Stored data =>
** START **

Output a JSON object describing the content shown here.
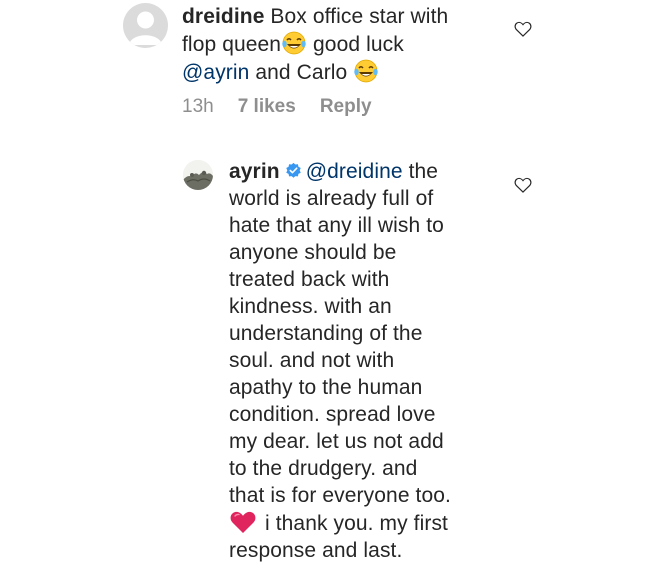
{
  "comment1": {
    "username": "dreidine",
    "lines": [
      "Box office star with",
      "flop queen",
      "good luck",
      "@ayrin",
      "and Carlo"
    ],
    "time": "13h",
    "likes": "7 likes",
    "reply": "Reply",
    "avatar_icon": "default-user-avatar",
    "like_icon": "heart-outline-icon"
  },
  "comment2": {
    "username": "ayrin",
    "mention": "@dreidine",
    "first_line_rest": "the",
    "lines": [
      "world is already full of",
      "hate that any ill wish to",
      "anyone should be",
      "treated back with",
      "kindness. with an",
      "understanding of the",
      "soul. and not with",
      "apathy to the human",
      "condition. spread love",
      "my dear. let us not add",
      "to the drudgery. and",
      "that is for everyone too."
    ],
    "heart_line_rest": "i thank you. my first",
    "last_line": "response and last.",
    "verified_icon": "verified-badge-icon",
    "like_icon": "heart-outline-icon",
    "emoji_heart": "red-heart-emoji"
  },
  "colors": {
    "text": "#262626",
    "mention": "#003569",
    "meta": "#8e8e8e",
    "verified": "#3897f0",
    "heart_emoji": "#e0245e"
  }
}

** END **
** START **

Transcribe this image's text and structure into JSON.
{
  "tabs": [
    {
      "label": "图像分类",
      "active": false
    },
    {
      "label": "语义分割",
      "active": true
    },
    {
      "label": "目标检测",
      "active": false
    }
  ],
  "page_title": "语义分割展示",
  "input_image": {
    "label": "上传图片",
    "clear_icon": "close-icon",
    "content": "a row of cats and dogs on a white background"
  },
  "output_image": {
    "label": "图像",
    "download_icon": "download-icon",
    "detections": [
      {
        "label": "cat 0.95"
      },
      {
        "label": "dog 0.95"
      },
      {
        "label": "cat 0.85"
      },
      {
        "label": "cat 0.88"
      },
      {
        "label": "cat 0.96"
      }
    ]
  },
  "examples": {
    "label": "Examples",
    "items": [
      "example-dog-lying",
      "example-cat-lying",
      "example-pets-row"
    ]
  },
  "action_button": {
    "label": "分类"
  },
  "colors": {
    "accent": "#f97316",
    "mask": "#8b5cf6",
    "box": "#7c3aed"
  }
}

** END **

Task statement => Check each line of the entries above, and show every one holding the word "content".

Result of this exercise =>
Output a JSON object describing the content shown here.
    "content": "a row of cats and dogs on a white background"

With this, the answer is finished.